**Your goal**.
Every line with the string "infarction" should be gathered.

**Supplied records**.

▼

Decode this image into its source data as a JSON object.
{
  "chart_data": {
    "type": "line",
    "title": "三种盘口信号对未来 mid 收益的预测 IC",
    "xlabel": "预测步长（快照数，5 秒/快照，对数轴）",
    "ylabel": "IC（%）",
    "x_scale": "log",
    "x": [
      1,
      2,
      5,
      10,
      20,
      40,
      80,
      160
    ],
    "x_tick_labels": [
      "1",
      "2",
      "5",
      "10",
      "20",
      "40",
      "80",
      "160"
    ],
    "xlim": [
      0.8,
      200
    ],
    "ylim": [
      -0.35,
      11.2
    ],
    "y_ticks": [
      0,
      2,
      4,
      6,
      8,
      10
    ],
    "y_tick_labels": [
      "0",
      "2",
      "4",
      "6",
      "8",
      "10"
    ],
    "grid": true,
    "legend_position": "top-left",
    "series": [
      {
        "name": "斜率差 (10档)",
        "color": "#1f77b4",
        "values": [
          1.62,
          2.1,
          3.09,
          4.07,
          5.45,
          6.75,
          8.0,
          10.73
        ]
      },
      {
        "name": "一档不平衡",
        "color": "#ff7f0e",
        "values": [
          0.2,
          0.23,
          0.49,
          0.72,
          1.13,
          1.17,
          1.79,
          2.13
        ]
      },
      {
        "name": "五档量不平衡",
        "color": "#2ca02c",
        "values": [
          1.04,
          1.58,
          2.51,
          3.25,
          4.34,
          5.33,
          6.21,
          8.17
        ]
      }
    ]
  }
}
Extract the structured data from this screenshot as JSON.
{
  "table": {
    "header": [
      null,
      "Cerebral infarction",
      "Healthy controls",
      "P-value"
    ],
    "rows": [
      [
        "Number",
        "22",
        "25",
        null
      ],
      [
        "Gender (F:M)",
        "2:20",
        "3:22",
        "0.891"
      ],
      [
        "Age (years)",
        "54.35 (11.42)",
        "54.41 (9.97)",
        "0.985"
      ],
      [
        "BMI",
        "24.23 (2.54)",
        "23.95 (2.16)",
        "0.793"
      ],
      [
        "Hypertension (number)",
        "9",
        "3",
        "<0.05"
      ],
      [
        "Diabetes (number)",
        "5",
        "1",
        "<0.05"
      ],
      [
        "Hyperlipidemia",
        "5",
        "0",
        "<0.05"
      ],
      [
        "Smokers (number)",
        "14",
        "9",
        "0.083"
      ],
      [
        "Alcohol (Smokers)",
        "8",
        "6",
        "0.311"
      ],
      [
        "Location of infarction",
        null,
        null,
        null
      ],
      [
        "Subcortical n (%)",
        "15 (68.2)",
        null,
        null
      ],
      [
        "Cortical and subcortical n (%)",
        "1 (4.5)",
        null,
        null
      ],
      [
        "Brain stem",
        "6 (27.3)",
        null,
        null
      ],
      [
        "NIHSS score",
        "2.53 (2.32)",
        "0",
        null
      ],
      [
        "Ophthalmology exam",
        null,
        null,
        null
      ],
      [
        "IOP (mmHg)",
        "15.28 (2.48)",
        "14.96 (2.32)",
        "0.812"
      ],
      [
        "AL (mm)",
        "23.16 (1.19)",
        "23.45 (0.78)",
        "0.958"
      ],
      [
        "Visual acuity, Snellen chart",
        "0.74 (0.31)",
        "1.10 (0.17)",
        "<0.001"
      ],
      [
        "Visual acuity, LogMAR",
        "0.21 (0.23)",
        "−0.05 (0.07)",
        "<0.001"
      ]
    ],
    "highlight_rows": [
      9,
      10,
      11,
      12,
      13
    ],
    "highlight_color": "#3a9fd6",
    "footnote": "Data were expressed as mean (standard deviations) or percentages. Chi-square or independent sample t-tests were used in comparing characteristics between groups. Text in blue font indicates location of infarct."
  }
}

▲

**Solution to this task**.
      "Cerebral infarction",
        "Location of infarction",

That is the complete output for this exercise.